__Текст__:

Читаем У подножия Мтацминды полностью

Я согласился. У меня хранится до сих пор любопытный документ, по которому я мог приехать в Кронштадт и ознакомиться лично с положением заключенных.

На другой день, узнав, что я собираюсь ехать в Кронштадт, ко мне обратился представитель партии христианских социалистов Миронов. Я подумал, что это будет даже лучше, чем ехать одному, и, согласовав вопрос с Луначарским, предложил Миронову ехать со мной.

Мы получили общий пропуск и выехали на катере в Кронштадт, где и ознакомились с положением заключенных, большей частью молодых офицеров и юнкеров, — из тех, в которых Временное правительство пыталось найти для себя опору. Оказалось, что никто их не мучил, не терзал, как об этом вопила буржуазная печать.

Утром следующего дня, вернувшись в Петроград, я Проинформировал Луначарского о результатах поездки.

— Я так и знал, — сказал Анатолий Васильевич, — что все эти обвинения окажутся гнусной клеветой. Теперь вам надо вовсю использовать эту поездку, выступать на митингах, писать, чтобы рассеять отвратительный туман, который напускают кадеты и меньшевики.

* * *

Начало нового, 1918 года было таким же напряженным, как и предыдущий год.

Хотя враги Советов не успокаивались и не ослабляли своей пропаганды, а, наоборот, все больше и больше ее развивали, они уже чувствовали, что Советскую власть не сокрушить газетными воплями, тем более что популярность Советского правительства росла все больше и больше. Луначарский внимательно следил за прессой и настроениями интеллигенции. Он хорошо понимал, какое громадное значение для Советской власти имеет сближение её с интеллигенцией.

Я с восхищением наблюдал, как он живо и страстно реагировал на любое проявление прямого и искреннего сочувствия Советской власти со стороны видных деятелей науки и искусства. Его по–настоящему радовала позиция Блока, не побоявшегося порвать со своими еще недавними соратниками — Федором Сологубом, Зинаидой Гиппиус, Дмитрием Мережковским и многими другими; Анатолий Васильевич бывал доволен пополнением армии сочувствующих хотя бы одним новым «солдатом».

Вскоре после митинга «Интеллигенция и Советская власть» в печати появилось (6 февраля 1918 года) письмо известного ученого, профессора К. Тимирязева студентам рабфака имени Карла Маркса.

__Извлечённые сведения__:
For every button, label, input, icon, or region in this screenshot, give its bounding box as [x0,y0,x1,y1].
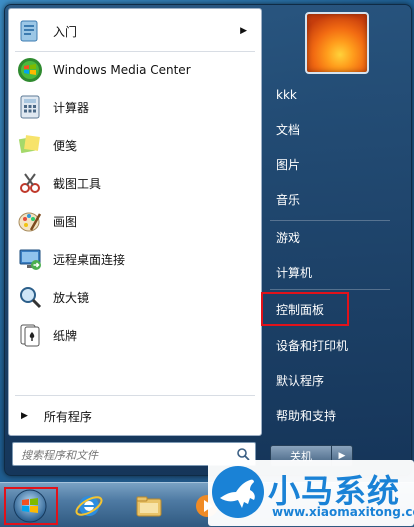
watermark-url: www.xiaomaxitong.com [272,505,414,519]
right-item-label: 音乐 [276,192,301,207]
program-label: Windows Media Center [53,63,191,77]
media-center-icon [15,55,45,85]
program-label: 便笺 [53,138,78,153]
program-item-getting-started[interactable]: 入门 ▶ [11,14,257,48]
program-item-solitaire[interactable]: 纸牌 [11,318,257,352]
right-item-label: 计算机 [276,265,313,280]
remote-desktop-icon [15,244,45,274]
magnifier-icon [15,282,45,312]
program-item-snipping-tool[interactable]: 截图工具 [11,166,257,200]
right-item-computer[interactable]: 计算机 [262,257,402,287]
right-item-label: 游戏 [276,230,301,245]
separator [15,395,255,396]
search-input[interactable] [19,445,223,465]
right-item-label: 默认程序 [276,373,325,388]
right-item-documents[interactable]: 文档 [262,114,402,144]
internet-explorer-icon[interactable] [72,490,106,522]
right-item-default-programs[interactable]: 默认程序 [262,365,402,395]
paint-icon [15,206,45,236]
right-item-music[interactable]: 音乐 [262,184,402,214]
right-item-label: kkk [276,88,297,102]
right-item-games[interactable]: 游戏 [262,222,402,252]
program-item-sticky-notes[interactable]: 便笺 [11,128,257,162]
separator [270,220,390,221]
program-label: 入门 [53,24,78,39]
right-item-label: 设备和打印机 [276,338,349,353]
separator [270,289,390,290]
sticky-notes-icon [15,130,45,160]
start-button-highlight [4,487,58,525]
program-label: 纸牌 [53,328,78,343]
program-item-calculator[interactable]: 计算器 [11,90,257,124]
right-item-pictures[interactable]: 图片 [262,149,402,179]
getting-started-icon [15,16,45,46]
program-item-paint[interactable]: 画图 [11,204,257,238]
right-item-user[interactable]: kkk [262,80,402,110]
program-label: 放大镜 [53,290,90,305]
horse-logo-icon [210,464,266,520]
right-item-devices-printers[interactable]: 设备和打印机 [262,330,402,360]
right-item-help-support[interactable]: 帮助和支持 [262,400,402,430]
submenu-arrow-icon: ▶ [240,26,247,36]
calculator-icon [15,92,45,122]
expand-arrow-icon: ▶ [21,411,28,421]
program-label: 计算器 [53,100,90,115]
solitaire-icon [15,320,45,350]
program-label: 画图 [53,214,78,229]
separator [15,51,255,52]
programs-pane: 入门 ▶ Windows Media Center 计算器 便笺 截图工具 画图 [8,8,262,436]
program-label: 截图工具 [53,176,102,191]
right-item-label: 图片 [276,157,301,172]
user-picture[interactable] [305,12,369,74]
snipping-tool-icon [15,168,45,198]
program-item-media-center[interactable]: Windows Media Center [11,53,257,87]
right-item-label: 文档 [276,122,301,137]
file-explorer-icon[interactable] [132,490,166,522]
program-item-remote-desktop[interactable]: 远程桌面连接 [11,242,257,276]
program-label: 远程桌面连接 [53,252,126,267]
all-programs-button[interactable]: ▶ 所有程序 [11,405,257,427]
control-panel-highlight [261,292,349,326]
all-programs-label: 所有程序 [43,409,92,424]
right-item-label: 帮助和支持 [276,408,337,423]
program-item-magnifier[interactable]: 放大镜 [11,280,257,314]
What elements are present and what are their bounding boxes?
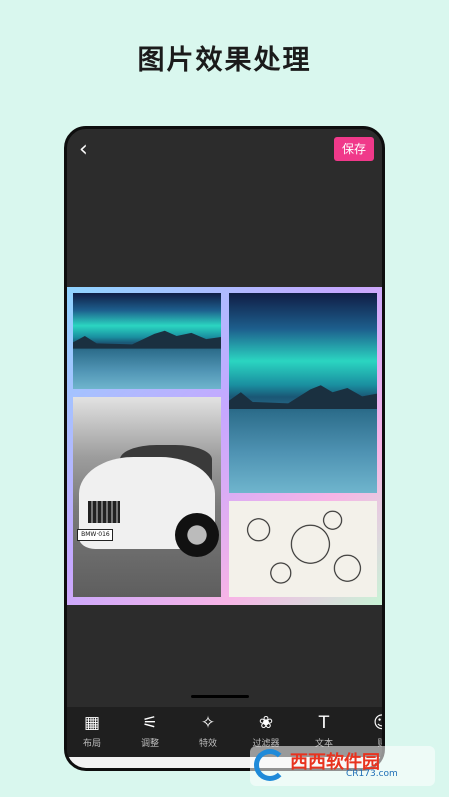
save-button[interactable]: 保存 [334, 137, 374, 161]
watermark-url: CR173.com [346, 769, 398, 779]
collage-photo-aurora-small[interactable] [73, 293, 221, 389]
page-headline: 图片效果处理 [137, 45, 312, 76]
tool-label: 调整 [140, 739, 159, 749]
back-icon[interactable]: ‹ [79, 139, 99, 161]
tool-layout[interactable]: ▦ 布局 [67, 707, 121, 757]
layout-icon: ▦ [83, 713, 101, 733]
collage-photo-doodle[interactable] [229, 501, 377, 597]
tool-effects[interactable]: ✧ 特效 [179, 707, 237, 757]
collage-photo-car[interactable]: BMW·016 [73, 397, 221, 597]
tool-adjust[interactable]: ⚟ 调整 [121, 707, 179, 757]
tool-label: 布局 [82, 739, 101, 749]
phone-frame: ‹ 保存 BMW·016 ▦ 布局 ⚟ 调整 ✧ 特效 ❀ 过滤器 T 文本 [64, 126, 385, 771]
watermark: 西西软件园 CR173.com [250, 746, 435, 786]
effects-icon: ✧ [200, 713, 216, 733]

__Задания__:
1) Перепишите слово в слово фрагмент текста, начиная со слов «Мы получили общий» и заканчивая словами «и предыдущий год.».
2) Назовите всех поименно упомянутых в тексте соратников, с которыми порвал Блок.

__Решения заданий__:
1)
Мы получили общий пропуск и выехали на катере в Кронштадт, где и ознакомились с положением заключенных, большей частью молодых офицеров и юнкеров, — из тех, в которых Временное правительство пыталось найти для себя опору. Оказалось, что никто их не мучил, не терзал, как об этом вопила буржуазная печать.

Утром следующего дня, вернувшись в Петроград, я Проинформировал Луначарского о результатах поездки.

— Я так и знал, — сказал Анатолий Васильевич, — что все эти обвинения окажутся гнусной клеветой. Теперь вам надо вовсю использовать эту поездку, выступать на митингах, писать, чтобы рассеять отвратительный туман, который напускают кадеты и меньшевики.

* * *

Начало нового, 1918 года было таким же напряженным, как и предыдущий год.

2) Федор Сологуб, Зинаида Гиппиус, Дмитрий Мережковский